═══ Provided records
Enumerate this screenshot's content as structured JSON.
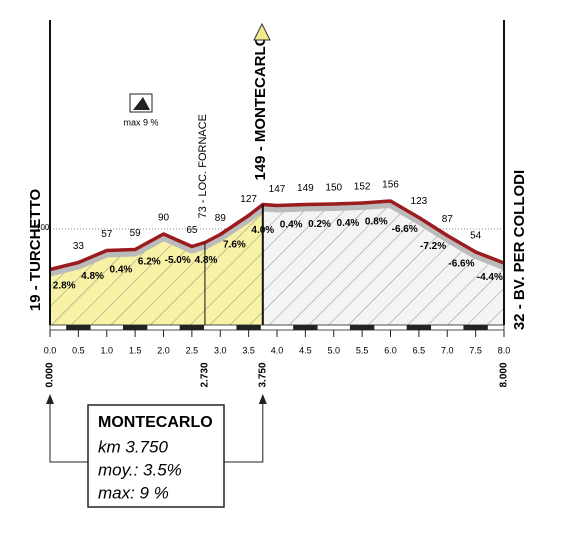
{
  "chart_data": {
    "type": "profile",
    "x": [
      0,
      0.5,
      1,
      1.5,
      2,
      2.5,
      2.73,
      3,
      3.5,
      3.75,
      4,
      4.5,
      5,
      5.5,
      6,
      6.5,
      7,
      7.5,
      8
    ],
    "values": [
      19,
      33,
      57,
      59,
      90,
      65,
      73,
      89,
      127,
      149,
      147,
      149,
      150,
      152,
      156,
      123,
      87,
      54,
      32
    ],
    "xlim": [
      0,
      8
    ],
    "ylim": [
      -100,
      250
    ],
    "xticks": [
      {
        "value": 0,
        "label": "0.0"
      },
      0.5,
      {
        "value": 1,
        "label": "1.0"
      },
      1.5,
      {
        "value": 2,
        "label": "2.0"
      },
      2.5,
      {
        "value": 3,
        "label": "3.0"
      },
      3.5,
      {
        "value": 4,
        "label": "4.0"
      },
      4.5,
      {
        "value": 5,
        "label": "5.0"
      },
      5.5,
      {
        "value": 6,
        "label": "6.0"
      },
      6.5,
      {
        "value": 7,
        "label": "7.0"
      },
      7.5,
      {
        "value": 8,
        "label": "8.0"
      }
    ],
    "reference": 100,
    "grade_labels": [
      "2.8%",
      "4.8%",
      "0.4%",
      "6.2%",
      "-5.0%",
      "4.8%",
      "7.6%",
      "4.0%",
      "0.4%",
      "0.2%",
      "0.4%",
      "0.8%",
      "-6.6%",
      "-7.2%",
      "-6.6%",
      "-4.4%"
    ],
    "markers": [
      {
        "value": 0,
        "label": "0.000"
      },
      {
        "value": 2.73,
        "label": "2.730"
      },
      {
        "value": 3.75,
        "label": "3.750"
      },
      {
        "value": 8,
        "label": "8.000"
      }
    ],
    "place_labels": [
      "19 - TURCHETTO",
      "73 - LOC. FORNACE",
      "149 - MONTECARLO",
      "32 - BV. PER COLLODI"
    ],
    "max_icon_label": "max 9 %",
    "info": {
      "title": "MONTECARLO",
      "lines": [
        "km 3.750",
        "moy.: 3.5%",
        "max: 9 %"
      ]
    },
    "color": "#9b1b1f",
    "climb_color": "#f7f2a6"
  }
}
══════
● Work to do
Without the pictures, retype the whole of the material above exactly.

● Solution to this task
Enumerate this screenshot's content as structured JSON.
{
  "chart_data": {
    "type": "profile",
    "x": [
      0,
      0.5,
      1,
      1.5,
      2,
      2.5,
      2.73,
      3,
      3.5,
      3.75,
      4,
      4.5,
      5,
      5.5,
      6,
      6.5,
      7,
      7.5,
      8
    ],
    "values": [
      19,
      33,
      57,
      59,
      90,
      65,
      73,
      89,
      127,
      149,
      147,
      149,
      150,
      152,
      156,
      123,
      87,
      54,
      32
    ],
    "xlim": [
      0,
      8
    ],
    "ylim": [
      -100,
      250
    ],
    "xticks": [
      {
        "value": 0,
        "label": "0.0"
      },
      0.5,
      {
        "value": 1,
        "label": "1.0"
      },
      1.5,
      {
        "value": 2,
        "label": "2.0"
      },
      2.5,
      {
        "value": 3,
        "label": "3.0"
      },
      3.5,
      {
        "value": 4,
        "label": "4.0"
      },
      4.5,
      {
        "value": 5,
        "label": "5.0"
      },
      5.5,
      {
        "value": 6,
        "label": "6.0"
      },
      6.5,
      {
        "value": 7,
        "label": "7.0"
      },
      7.5,
      {
        "value": 8,
        "label": "8.0"
      }
    ],
    "reference": 100,
    "grade_labels": [
      "2.8%",
      "4.8%",
      "0.4%",
      "6.2%",
      "-5.0%",
      "4.8%",
      "7.6%",
      "4.0%",
      "0.4%",
      "0.2%",
      "0.4%",
      "0.8%",
      "-6.6%",
      "-7.2%",
      "-6.6%",
      "-4.4%"
    ],
    "markers": [
      {
        "value": 0,
        "label": "0.000"
      },
      {
        "value": 2.73,
        "label": "2.730"
      },
      {
        "value": 3.75,
        "label": "3.750"
      },
      {
        "value": 8,
        "label": "8.000"
      }
    ],
    "place_labels": [
      "19 - TURCHETTO",
      "73 - LOC. FORNACE",
      "149 - MONTECARLO",
      "32 - BV. PER COLLODI"
    ],
    "max_icon_label": "max 9 %",
    "info": {
      "title": "MONTECARLO",
      "lines": [
        "km 3.750",
        "moy.: 3.5%",
        "max: 9 %"
      ]
    },
    "color": "#9b1b1f",
    "climb_color": "#f7f2a6"
  }
}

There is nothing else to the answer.